BLOCCO DI TESTO.
Ha cercato il volo, la pace di una sposa all’altare. Ha abbracciato l’arte per farne messaggio di speranza e si è inginocchiata davanti ai volti ospitali, per dire che la guerra può essere anche un miraggio.
Giuseppina Pasqualino Di Marineo, in arte Pippa Bacca, sapeva che non sarebbe stato facile. Credeva nell’amore, nella fratellanza fra i popoli. Desiderava che fili invisibili avvicinassero le distanze scavate dagli uomini in conflitto. Si interrogava sull’esistenza e sapeva che la morte e la miseria creano corone di spine.
Si è punta.
Aveva fatto della performance la sua ragione di vita e con l’amica Silvia Moro aveva ideato Spose in viaggio – Brides on tour: partire da Milano e attraversare undici Paesi in cui la parola “fratello” suonava ancora come un colpo di stocco. L’ex Jugoslavia, la Bulgaria, la Turchia e la Siria, poi il Libano, l’Egitto, la Giordania e la Cisgiordania, per arrivare, infine, in Israele.

SEZIONE DATI.
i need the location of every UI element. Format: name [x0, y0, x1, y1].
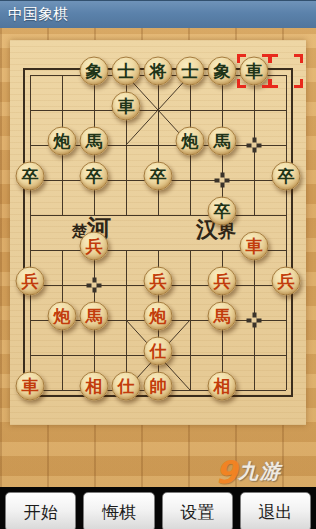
piece-glyph: 兵: [150, 273, 167, 290]
piece-glyph: 仕: [118, 378, 135, 395]
piece-red-advisor[interactable]: 仕: [112, 372, 141, 401]
piece-red-soldier[interactable]: 兵: [208, 267, 237, 296]
piece-red-soldier[interactable]: 兵: [80, 232, 109, 261]
piece-glyph: 卒: [86, 168, 103, 185]
piece-black-chariot[interactable]: 車: [240, 57, 269, 86]
piece-red-chariot[interactable]: 車: [240, 232, 269, 261]
watermark-text: 九游: [238, 458, 282, 485]
piece-glyph: 馬: [86, 133, 103, 150]
piece-red-cannon[interactable]: 炮: [144, 302, 173, 331]
piece-glyph: 士: [118, 63, 135, 80]
menu-button-exit[interactable]: 退出: [240, 492, 311, 529]
piece-red-soldier[interactable]: 兵: [16, 267, 45, 296]
title-bar: 中国象棋: [0, 0, 316, 28]
piece-glyph: 炮: [150, 308, 167, 325]
piece-glyph: 馬: [214, 308, 231, 325]
piece-glyph: 卒: [278, 168, 295, 185]
piece-glyph: 象: [214, 63, 231, 80]
piece-glyph: 炮: [54, 133, 71, 150]
piece-red-advisor[interactable]: 仕: [144, 337, 173, 366]
app-window: 中国象棋 楚河 汉界 象: [0, 0, 316, 529]
piece-glyph: 車: [118, 98, 135, 115]
piece-glyph: 車: [246, 238, 263, 255]
piece-red-soldier[interactable]: 兵: [272, 267, 301, 296]
piece-red-horse[interactable]: 馬: [208, 302, 237, 331]
piece-black-advisor[interactable]: 士: [176, 57, 205, 86]
piece-black-horse[interactable]: 馬: [80, 127, 109, 156]
piece-black-chariot[interactable]: 車: [112, 92, 141, 121]
piece-glyph: 炮: [182, 133, 199, 150]
piece-black-soldier[interactable]: 卒: [208, 197, 237, 226]
piece-red-horse[interactable]: 馬: [80, 302, 109, 331]
piece-black-advisor[interactable]: 士: [112, 57, 141, 86]
piece-red-soldier[interactable]: 兵: [144, 267, 173, 296]
watermark-9game-logo: 9 九游: [215, 458, 282, 485]
piece-black-elephant[interactable]: 象: [80, 57, 109, 86]
piece-black-elephant[interactable]: 象: [208, 57, 237, 86]
menu-button-undo[interactable]: 悔棋: [83, 492, 154, 529]
point-marker: [247, 138, 262, 153]
piece-glyph: 車: [22, 378, 39, 395]
menu-button-settings[interactable]: 设置: [162, 492, 233, 529]
piece-glyph: 卒: [214, 203, 231, 220]
piece-black-cannon[interactable]: 炮: [176, 127, 205, 156]
piece-glyph: 相: [214, 378, 231, 395]
piece-glyph: 士: [182, 63, 199, 80]
menu-button-start[interactable]: 开始: [5, 492, 76, 529]
piece-glyph: 帥: [150, 378, 167, 395]
app-title: 中国象棋: [0, 5, 68, 24]
piece-glyph: 兵: [86, 238, 103, 255]
piece-red-elephant[interactable]: 相: [208, 372, 237, 401]
piece-black-soldier[interactable]: 卒: [16, 162, 45, 191]
piece-black-horse[interactable]: 馬: [208, 127, 237, 156]
point-marker: [215, 173, 230, 188]
piece-glyph: 馬: [214, 133, 231, 150]
piece-black-soldier[interactable]: 卒: [144, 162, 173, 191]
bottom-menu-bar: 开始悔棋设置退出: [0, 487, 316, 529]
piece-glyph: 相: [86, 378, 103, 395]
piece-black-soldier[interactable]: 卒: [80, 162, 109, 191]
point-marker: [87, 278, 102, 293]
piece-glyph: 卒: [150, 168, 167, 185]
piece-red-general[interactable]: 帥: [144, 372, 173, 401]
point-marker: [247, 313, 262, 328]
piece-glyph: 車: [246, 63, 263, 80]
piece-glyph: 馬: [86, 308, 103, 325]
piece-black-general[interactable]: 将: [144, 57, 173, 86]
piece-red-chariot[interactable]: 車: [16, 372, 45, 401]
piece-glyph: 炮: [54, 308, 71, 325]
piece-glyph: 兵: [22, 273, 39, 290]
watermark-digit: 9: [215, 460, 237, 485]
piece-black-cannon[interactable]: 炮: [48, 127, 77, 156]
xiangqi-board[interactable]: 楚河 汉界 象士将士象車車炮馬炮馬卒卒卒卒卒兵車兵兵兵兵炮馬炮馬仕車相仕帥相: [10, 40, 306, 425]
piece-red-elephant[interactable]: 相: [80, 372, 109, 401]
piece-glyph: 将: [150, 63, 167, 80]
piece-glyph: 兵: [214, 273, 231, 290]
piece-black-soldier[interactable]: 卒: [272, 162, 301, 191]
piece-red-cannon[interactable]: 炮: [48, 302, 77, 331]
piece-glyph: 兵: [278, 273, 295, 290]
piece-glyph: 仕: [150, 343, 167, 360]
piece-glyph: 卒: [22, 168, 39, 185]
piece-glyph: 象: [86, 63, 103, 80]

CONSEGNE.
1. Rispondi a queste domande sul testo dedicato a Pippa Bacca, una per riga:
(a) Qual era il vero nome di Pippa Bacca?
(b) Con quale amica aveva ideato Spose in viaggio?
(c) Da quale città doveva partire il viaggio?
2. Scrivi il seguito del testo su Pippa Bacca, partendo da dove si ferma.
Le voci qui non servono a nulla.

RISPOSTE.
1.
(a) Giuseppina Pasqualino Di Marineo
(b) Silvia Moro
(c) Milano

2.
Non ce l’ha fatta. Era il 31 marzo 2008 e si trovava a Gebze, in Turchia, quando venne violentata e poi brutalmente uccisa. L’autostop, e quell’affidarsi all’altro che era mondo e accoglienza, punto focale della sua ricerca sul corpo.
Aveva trentatré anni ed era vestita di bianco. La purezza di un abito che avrebbe terminato di cucire alla fine di un percorso fatto di nomi e strade, di lingue nuove e sapori speziati. Di madri pronte a raccontare i silenzi. Il significato di una performance si disegna durante il tragitto e lei lo sapeva che “poter andare dove si vuole/ è il gesto originario dell’essere liberi”. Perché l’uomo è un essere relazionale e ha bisogno di essere riconosciuto per affermare la propria identità.
L’acqua di Gerusalemme avrebbe mondato ogni traccia di polvere da sparo ed era lì che si sarebbe addormentata per sognare il rimpatrio. Lei, sposa fra le spose, per dire che un velo non è impiccagione ma scelta consapevole di vivere nel sentimento.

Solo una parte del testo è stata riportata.